[BEGIN]

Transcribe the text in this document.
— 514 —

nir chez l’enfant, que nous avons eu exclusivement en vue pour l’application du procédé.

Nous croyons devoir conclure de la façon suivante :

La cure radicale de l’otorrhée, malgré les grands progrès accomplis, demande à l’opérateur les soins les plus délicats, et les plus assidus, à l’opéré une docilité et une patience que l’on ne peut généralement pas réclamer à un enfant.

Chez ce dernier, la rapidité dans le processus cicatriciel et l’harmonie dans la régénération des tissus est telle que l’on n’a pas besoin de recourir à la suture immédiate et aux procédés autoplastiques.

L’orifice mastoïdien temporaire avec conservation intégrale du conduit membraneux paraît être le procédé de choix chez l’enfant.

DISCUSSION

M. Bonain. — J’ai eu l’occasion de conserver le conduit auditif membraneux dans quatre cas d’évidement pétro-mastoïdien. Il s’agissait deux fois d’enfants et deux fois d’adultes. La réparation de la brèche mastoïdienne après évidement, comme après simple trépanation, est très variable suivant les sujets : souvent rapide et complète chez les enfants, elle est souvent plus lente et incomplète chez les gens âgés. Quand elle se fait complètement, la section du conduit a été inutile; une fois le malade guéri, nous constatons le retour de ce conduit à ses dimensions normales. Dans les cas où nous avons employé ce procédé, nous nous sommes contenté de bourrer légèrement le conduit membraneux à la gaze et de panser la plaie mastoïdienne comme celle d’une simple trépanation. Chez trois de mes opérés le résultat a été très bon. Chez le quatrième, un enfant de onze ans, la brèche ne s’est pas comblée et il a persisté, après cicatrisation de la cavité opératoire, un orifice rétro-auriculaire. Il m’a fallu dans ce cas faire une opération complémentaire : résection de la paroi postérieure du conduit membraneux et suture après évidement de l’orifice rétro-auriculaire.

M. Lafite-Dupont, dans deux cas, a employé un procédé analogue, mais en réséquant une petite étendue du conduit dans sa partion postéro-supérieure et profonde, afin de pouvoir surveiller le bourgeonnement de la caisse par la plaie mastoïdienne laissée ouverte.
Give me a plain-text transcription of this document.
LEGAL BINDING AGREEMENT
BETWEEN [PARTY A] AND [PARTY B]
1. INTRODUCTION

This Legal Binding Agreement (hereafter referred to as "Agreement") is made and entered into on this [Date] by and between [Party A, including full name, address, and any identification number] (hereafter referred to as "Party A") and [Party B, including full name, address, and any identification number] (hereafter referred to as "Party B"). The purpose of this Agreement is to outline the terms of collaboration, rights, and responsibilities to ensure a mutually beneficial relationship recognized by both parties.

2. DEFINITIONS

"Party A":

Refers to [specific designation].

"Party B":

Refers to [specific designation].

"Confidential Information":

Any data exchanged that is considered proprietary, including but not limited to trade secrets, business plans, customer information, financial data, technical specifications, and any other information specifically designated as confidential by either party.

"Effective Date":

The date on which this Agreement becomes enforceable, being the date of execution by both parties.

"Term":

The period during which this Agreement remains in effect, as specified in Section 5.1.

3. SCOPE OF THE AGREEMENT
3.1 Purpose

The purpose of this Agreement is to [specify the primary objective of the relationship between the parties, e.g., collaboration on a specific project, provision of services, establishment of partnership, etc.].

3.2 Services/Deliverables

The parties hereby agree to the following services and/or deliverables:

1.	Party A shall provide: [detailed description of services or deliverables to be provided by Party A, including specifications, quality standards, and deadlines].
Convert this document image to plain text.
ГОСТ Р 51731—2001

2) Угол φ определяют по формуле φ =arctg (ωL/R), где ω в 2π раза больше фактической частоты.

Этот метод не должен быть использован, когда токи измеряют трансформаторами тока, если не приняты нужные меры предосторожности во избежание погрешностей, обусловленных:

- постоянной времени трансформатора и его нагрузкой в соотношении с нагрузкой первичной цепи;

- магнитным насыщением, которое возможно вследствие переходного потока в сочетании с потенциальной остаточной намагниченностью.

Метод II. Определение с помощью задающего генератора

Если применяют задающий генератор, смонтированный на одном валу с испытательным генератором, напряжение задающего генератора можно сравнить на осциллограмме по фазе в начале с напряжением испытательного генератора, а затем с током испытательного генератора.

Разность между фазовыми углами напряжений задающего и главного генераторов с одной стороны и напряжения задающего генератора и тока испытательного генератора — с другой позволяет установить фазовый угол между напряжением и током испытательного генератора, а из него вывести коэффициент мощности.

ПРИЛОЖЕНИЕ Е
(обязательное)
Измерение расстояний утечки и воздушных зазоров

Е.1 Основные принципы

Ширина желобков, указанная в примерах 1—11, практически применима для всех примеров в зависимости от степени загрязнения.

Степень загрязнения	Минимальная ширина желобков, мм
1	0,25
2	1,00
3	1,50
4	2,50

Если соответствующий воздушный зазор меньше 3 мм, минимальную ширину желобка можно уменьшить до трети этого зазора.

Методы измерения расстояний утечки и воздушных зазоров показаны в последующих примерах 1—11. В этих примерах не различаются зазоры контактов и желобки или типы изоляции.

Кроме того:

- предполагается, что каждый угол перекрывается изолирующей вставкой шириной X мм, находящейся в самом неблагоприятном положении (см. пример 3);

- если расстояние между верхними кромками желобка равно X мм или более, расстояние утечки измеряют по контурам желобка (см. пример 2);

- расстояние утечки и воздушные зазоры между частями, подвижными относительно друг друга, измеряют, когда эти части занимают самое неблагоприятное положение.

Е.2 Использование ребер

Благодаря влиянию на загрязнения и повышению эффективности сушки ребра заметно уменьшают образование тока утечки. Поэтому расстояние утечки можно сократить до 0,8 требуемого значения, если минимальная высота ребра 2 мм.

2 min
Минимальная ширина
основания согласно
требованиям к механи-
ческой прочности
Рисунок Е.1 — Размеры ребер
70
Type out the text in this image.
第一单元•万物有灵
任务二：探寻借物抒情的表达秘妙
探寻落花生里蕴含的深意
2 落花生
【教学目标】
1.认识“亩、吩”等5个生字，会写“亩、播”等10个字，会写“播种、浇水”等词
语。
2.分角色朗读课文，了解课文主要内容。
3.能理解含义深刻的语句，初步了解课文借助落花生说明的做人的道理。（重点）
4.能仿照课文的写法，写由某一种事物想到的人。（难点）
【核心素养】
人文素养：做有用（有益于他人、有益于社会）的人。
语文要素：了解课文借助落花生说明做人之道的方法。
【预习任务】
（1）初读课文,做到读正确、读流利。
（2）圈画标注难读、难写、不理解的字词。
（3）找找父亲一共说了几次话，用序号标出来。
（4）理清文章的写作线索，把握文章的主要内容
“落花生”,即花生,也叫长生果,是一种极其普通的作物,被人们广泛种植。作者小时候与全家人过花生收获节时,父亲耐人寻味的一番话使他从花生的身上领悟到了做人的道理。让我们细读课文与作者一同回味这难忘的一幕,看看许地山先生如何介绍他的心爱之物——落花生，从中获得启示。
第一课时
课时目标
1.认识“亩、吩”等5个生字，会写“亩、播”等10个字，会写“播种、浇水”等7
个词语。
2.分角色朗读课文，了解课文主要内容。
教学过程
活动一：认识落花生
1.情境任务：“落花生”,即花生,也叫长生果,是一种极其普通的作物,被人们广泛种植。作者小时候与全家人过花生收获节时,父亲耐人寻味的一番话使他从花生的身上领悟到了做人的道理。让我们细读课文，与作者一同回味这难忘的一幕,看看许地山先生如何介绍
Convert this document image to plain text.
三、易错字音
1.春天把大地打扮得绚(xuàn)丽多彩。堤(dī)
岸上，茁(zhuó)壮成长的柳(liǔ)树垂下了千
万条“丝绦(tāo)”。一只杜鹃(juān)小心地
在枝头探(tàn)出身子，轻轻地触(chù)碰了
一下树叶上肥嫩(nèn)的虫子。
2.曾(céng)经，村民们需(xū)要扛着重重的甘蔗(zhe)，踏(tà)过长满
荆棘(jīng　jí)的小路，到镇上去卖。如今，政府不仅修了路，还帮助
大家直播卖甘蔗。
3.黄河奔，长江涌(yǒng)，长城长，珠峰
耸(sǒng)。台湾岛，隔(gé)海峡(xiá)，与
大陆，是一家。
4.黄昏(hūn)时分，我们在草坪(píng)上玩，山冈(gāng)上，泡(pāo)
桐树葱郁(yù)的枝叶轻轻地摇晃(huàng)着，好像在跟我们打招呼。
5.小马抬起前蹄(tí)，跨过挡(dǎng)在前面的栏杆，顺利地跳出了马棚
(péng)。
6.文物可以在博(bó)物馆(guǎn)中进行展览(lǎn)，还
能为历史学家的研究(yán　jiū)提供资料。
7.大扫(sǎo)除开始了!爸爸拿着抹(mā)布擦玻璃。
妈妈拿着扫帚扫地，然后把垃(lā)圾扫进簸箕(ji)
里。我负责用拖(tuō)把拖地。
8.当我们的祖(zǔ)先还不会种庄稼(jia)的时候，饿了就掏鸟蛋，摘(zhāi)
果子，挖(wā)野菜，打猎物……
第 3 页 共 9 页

[END]

*The problem*: All lines of the data above that include the word "напряжением" must be shown.

*Answer for the task*:
Если применяют задающий генератор, смонтированный на одном валу с испытательным генератором, напряжение задающего генератора можно сравнить на осциллограмме по фазе в начале с напряжением испытательного генератора, а затем с током испытательного генератора.
Разность между фазовыми углами напряжений задающего и главного генераторов с одной стороны и напряжения задающего генератора и тока испытательного генератора — с другой позволяет установить фазовый угол между напряжением и током испытательного генератора, а из него вывести коэффициент мощности.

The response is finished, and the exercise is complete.